**Problem**
Check each line below for the word "given", and copy those that have it.

**Data to use**

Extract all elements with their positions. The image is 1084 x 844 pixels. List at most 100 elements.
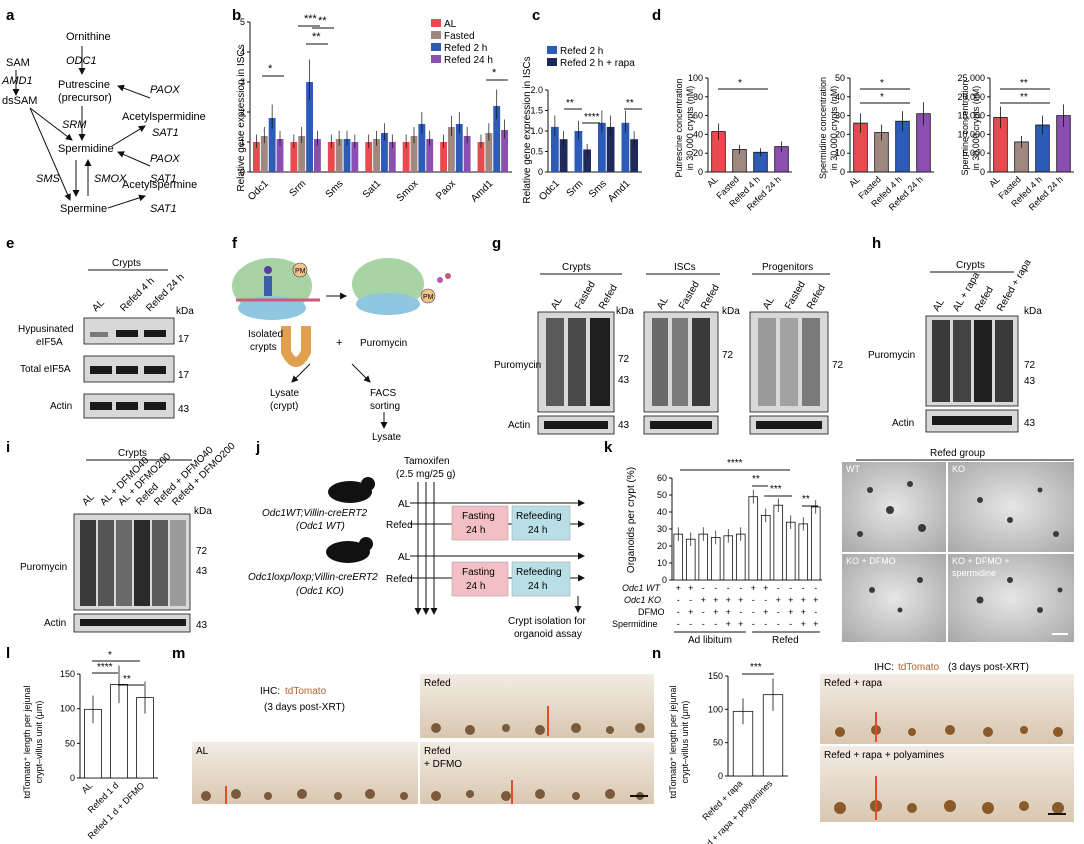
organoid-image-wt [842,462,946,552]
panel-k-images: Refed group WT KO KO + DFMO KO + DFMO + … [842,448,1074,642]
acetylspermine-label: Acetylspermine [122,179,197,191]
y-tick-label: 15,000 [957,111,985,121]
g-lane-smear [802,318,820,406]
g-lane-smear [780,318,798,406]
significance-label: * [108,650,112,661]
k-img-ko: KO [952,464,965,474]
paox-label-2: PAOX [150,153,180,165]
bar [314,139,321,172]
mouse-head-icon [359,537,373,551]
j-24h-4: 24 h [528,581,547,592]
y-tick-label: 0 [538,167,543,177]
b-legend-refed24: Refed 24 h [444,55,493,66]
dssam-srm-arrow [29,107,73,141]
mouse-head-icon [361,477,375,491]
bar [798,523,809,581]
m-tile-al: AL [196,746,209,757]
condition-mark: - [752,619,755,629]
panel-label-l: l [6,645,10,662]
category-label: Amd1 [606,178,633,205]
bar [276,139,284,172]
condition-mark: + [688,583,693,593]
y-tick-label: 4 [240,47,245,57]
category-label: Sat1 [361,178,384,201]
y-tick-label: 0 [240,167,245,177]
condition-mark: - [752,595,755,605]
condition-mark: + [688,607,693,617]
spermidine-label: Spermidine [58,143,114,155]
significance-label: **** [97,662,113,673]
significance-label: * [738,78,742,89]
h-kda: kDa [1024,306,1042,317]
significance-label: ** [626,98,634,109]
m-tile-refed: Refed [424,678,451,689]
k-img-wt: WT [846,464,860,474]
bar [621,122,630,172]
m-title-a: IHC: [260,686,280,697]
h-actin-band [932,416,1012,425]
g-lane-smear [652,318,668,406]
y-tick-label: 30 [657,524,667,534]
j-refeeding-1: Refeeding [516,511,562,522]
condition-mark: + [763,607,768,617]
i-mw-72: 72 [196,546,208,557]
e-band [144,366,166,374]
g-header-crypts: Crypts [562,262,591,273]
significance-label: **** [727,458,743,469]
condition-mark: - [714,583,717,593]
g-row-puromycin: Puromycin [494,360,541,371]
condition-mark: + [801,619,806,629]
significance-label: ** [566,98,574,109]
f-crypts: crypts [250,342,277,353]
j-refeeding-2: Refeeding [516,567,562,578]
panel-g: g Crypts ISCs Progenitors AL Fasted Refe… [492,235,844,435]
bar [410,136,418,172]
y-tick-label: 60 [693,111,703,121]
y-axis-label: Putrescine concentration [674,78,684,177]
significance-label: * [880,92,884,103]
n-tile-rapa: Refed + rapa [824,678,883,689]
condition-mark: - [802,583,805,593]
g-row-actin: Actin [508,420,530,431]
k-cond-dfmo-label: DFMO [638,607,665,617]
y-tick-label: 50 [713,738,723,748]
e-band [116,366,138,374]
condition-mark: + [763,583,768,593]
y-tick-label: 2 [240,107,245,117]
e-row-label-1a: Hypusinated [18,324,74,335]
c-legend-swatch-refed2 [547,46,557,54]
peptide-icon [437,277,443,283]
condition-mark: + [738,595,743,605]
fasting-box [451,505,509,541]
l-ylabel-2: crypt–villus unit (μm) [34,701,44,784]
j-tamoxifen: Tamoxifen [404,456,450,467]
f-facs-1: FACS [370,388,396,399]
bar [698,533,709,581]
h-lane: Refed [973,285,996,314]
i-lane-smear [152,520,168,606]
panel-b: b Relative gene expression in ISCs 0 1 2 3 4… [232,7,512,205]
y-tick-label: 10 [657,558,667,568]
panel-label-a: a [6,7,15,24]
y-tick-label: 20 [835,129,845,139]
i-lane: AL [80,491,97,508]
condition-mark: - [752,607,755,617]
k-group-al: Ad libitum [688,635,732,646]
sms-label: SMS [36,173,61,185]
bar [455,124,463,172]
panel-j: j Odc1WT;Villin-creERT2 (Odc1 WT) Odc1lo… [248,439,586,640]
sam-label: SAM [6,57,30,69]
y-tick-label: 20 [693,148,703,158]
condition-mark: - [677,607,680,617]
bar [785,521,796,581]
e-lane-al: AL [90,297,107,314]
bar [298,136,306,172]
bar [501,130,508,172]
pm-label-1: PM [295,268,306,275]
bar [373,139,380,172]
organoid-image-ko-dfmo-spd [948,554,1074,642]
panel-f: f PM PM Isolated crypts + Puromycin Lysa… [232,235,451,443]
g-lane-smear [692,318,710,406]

==

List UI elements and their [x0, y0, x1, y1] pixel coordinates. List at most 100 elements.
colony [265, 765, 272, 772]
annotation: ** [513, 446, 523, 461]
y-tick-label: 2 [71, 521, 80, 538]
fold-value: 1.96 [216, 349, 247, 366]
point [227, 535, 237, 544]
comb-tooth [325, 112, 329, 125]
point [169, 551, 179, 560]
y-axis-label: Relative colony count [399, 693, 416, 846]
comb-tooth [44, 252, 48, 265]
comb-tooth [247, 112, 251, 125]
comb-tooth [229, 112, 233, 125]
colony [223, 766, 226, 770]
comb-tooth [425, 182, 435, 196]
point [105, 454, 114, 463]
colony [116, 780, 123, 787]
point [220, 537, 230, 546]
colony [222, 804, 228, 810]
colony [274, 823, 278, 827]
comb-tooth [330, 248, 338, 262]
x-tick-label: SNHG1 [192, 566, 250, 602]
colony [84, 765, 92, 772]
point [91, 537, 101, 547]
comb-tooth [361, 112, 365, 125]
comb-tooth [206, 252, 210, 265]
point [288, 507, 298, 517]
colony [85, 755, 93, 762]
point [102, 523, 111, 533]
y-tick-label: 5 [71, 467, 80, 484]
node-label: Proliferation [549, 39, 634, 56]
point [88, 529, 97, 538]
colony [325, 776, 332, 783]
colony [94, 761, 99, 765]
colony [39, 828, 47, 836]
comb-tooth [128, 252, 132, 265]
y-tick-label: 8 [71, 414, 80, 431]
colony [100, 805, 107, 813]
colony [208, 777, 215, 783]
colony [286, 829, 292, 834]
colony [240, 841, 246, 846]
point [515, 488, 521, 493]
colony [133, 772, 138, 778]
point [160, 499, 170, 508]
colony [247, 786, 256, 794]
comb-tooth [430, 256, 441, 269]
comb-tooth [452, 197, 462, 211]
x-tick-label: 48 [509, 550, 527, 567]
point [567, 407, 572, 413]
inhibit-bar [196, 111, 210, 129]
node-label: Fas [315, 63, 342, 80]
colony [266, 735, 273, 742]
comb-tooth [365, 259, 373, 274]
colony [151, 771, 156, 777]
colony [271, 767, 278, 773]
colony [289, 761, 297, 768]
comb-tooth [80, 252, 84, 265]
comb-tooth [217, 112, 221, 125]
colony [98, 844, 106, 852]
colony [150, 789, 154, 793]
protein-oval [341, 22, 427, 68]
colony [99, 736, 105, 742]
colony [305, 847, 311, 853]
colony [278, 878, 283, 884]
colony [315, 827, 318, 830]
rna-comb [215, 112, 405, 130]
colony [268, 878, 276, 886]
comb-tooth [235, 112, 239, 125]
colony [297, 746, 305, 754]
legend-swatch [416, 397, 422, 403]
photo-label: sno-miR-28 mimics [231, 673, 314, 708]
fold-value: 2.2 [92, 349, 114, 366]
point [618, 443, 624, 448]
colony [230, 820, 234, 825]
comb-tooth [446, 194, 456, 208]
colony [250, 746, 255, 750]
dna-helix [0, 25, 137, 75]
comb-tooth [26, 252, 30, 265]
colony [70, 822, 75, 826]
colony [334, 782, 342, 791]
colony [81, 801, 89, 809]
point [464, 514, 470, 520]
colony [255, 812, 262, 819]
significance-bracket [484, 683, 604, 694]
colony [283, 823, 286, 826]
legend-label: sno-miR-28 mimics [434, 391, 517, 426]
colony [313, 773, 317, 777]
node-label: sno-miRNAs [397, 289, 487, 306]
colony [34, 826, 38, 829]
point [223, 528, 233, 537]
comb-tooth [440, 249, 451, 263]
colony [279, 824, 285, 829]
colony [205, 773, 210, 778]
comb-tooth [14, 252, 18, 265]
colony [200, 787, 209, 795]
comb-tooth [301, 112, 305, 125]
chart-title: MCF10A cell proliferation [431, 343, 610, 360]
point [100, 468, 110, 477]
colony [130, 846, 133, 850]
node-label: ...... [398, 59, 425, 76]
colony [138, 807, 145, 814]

...

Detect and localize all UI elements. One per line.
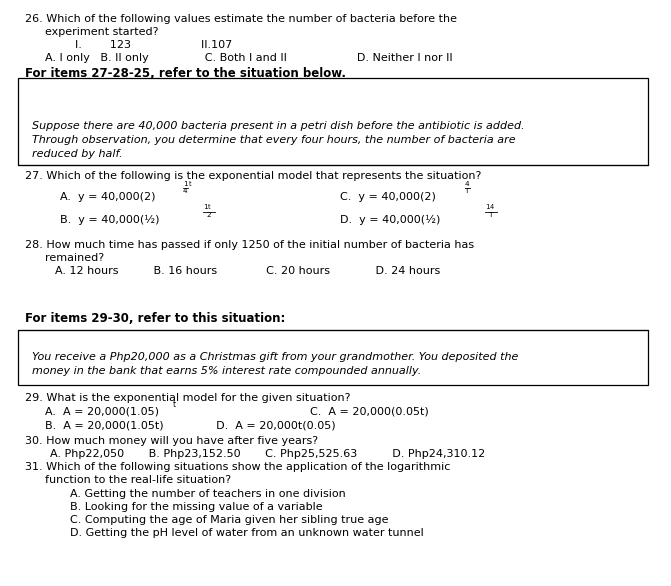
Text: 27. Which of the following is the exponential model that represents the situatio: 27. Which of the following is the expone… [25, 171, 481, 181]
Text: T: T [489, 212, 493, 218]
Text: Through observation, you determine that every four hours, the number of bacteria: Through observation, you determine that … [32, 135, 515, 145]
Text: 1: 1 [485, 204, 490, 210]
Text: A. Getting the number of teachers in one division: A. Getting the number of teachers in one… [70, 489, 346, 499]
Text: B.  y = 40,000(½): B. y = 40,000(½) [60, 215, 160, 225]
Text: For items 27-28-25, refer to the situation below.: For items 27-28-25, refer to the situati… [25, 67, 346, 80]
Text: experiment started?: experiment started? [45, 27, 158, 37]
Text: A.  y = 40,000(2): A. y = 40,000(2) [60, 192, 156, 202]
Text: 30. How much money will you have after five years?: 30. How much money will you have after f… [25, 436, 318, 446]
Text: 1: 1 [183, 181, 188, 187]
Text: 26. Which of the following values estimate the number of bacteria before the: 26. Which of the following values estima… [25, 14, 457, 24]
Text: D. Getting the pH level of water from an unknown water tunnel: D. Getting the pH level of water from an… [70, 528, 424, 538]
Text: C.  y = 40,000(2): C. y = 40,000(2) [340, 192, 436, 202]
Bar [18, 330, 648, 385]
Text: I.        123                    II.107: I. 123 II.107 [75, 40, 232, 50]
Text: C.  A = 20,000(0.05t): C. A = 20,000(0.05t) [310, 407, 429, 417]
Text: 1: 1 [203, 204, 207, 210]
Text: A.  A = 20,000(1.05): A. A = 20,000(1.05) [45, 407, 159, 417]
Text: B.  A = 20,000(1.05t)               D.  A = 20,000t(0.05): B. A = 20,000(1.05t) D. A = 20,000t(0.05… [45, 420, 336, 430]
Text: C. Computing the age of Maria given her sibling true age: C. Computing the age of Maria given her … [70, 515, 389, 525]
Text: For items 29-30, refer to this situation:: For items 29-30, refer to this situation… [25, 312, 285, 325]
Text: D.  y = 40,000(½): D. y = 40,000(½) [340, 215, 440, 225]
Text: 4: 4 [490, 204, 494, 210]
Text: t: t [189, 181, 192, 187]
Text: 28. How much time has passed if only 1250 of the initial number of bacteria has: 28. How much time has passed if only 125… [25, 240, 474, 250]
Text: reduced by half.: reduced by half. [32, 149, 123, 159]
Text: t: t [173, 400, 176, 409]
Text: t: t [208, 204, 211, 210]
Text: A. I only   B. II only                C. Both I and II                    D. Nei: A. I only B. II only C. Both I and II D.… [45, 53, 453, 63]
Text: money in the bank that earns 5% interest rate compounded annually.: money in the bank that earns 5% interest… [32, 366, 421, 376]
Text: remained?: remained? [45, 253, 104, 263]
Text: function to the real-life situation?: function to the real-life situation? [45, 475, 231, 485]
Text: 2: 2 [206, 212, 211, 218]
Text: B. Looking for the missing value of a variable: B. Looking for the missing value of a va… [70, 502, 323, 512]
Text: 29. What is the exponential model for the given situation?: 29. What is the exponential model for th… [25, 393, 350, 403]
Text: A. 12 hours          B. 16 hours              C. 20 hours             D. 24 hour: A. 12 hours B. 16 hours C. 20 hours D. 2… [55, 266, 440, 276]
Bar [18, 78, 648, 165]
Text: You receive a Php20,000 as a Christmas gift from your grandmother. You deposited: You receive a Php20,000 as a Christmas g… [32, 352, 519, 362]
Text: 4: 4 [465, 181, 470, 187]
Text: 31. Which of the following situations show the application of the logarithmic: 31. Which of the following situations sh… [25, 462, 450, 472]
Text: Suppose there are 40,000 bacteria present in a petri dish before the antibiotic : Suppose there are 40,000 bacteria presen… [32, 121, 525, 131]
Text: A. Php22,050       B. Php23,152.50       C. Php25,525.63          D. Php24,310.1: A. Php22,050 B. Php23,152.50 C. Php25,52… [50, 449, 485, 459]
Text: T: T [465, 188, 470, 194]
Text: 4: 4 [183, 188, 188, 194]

**Answer box**
Text: C. Computing the age of Maria given her sibling true age: C. Computing the age of Maria given her … [70, 515, 389, 525]
Text: 29. What is the exponential model for the given situation?: 29. What is the exponential model for th… [25, 393, 350, 403]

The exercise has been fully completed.